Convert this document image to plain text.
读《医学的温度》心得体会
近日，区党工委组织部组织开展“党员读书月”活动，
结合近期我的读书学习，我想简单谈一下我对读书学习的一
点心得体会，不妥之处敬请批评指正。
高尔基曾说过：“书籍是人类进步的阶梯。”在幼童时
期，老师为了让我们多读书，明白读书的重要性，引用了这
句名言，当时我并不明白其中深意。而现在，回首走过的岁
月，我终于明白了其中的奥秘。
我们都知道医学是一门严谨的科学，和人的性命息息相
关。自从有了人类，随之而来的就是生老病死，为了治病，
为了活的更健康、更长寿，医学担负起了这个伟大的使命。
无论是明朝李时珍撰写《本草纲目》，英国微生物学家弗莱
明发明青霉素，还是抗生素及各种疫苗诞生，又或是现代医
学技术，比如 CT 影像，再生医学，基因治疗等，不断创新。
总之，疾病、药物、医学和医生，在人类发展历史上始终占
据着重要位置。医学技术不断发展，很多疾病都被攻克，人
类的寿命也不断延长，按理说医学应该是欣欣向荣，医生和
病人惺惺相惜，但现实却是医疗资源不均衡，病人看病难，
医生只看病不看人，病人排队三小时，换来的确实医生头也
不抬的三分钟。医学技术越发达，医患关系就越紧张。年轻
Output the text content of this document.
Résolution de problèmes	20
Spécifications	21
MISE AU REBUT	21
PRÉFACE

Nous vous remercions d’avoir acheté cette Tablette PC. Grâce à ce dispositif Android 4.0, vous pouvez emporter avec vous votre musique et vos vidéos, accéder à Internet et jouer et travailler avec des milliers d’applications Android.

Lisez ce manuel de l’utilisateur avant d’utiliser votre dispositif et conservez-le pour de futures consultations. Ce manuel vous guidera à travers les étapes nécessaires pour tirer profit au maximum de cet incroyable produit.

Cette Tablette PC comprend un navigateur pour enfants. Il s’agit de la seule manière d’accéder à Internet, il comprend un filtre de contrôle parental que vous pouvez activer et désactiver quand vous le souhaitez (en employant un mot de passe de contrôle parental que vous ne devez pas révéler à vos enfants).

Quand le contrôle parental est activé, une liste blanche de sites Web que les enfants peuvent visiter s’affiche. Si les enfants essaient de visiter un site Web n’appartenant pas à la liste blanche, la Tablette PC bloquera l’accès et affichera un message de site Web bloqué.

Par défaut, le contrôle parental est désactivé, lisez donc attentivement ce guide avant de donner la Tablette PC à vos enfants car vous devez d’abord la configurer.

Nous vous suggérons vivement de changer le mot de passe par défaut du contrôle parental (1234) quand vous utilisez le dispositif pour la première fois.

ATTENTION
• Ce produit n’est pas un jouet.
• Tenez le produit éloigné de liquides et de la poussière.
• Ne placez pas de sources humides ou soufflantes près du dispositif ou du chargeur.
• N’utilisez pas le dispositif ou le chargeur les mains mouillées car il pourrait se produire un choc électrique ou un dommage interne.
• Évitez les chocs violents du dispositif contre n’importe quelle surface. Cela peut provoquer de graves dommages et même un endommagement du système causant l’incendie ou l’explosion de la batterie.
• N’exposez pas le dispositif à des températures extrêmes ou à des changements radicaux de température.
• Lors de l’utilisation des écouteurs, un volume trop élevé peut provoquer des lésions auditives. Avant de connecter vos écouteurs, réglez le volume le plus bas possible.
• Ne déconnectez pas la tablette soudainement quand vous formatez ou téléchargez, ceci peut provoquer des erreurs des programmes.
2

____________________

YOUR TASK: Show all lines from the listing above in which "Internet" appears.

THE ANSWER:
Nous vous remercions d’avoir acheté cette Tablette PC. Grâce à ce dispositif Android 4.0, vous pouvez emporter avec vous votre musique et vos vidéos, accéder à Internet et jouer et travailler avec des milliers d’applications Android.
Cette Tablette PC comprend un navigateur pour enfants. Il s’agit de la seule manière d’accéder à Internet, il comprend un filtre de contrôle parental que vous pouvez activer et désactiver quand vous le souhaitez (en employant un mot de passe de contrôle parental que vous ne devez pas révéler à vos enfants).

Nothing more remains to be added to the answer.